Across the material below, how many lines contain the word "просмотров"? Give only the number.

RECORDS TO PROCESS ▸
"""

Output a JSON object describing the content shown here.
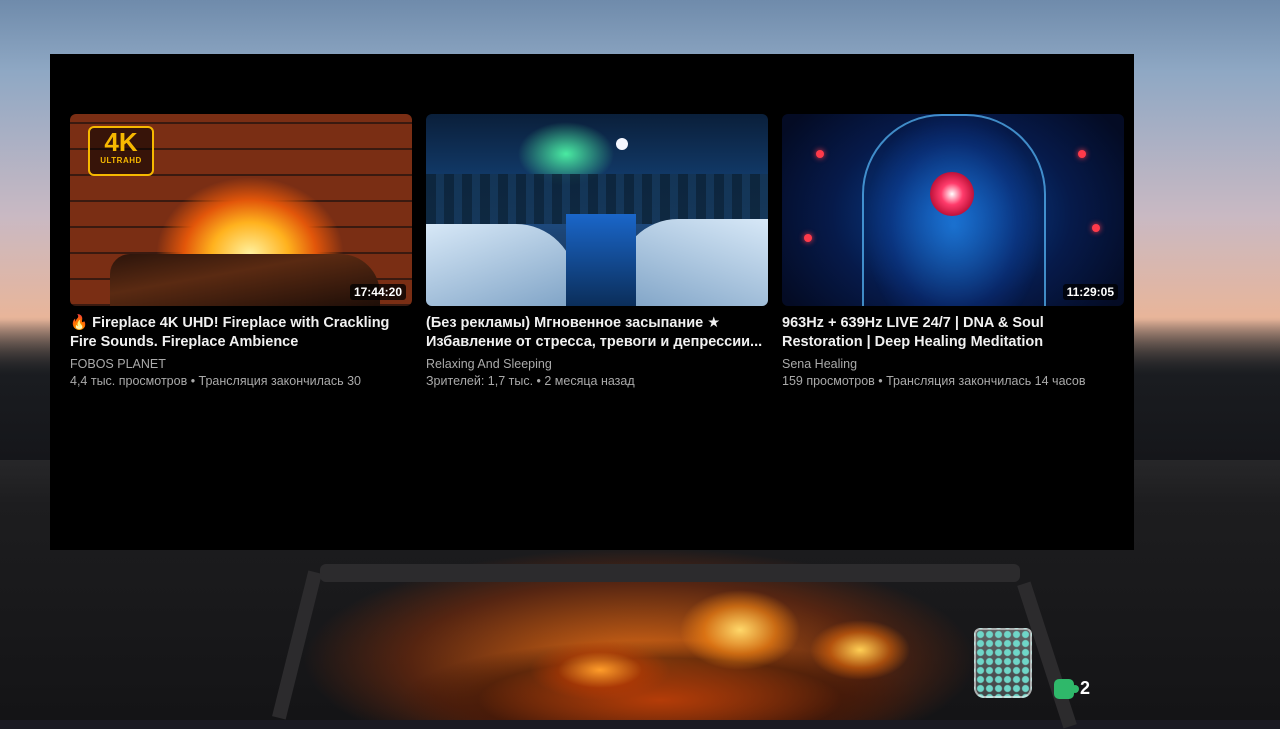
{
  "end_screen": {
    "cards": [
      {
        "title": "🔥 Fireplace 4K UHD! Fireplace with Crackling Fire Sounds. Fireplace Ambience",
        "channel": "FOBOS PLANET",
        "meta": "4,4 тыс. просмотров • Трансляция закончилась 30",
        "duration": "17:44:20",
        "badge_main": "4K",
        "badge_sub": "ULTRAHD"
      },
      {
        "title": "(Без рекламы) Мгновенное засыпание ★ Избавление от стресса, тревоги и депрессии...",
        "channel": "Relaxing And Sleeping",
        "meta": "Зрителей: 1,7 тыс. • 2 месяца назад"
      },
      {
        "title": "963Hz + 639Hz LIVE 24/7 | DNA & Soul Restoration | Deep Healing Meditation",
        "channel": "Sena Healing",
        "meta": "159 просмотров • Трансляция закончилась 14 часов",
        "duration": "11:29:05"
      }
    ]
  },
  "widgets": {
    "counter_value": "2",
    "counter_icon": "puzzle-icon",
    "jar_icon": "jar-icon"
  }
}
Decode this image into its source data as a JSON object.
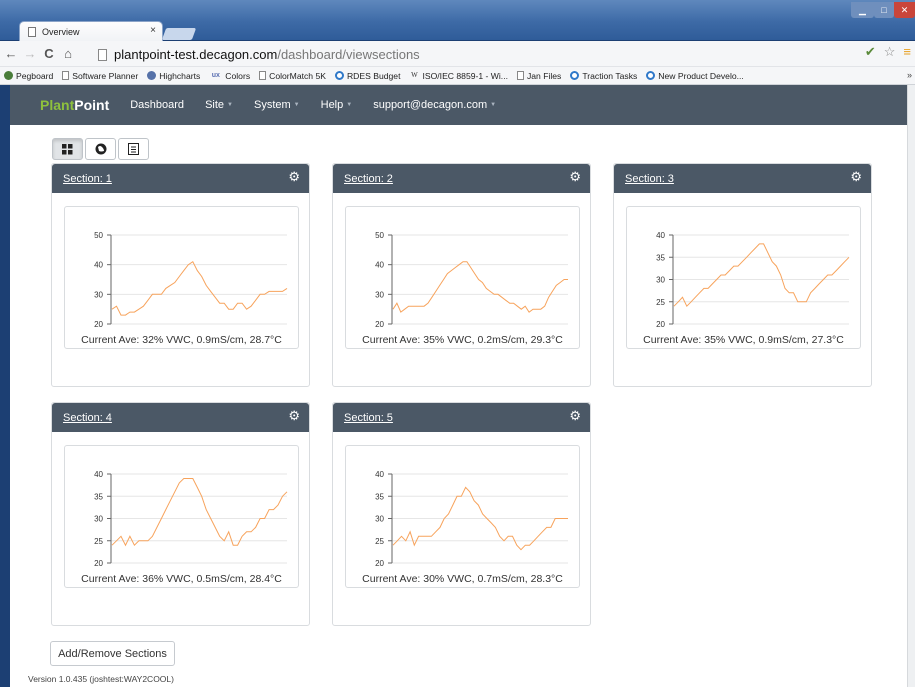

"""

OUTPUT OF THE EXERCISE ▸ 2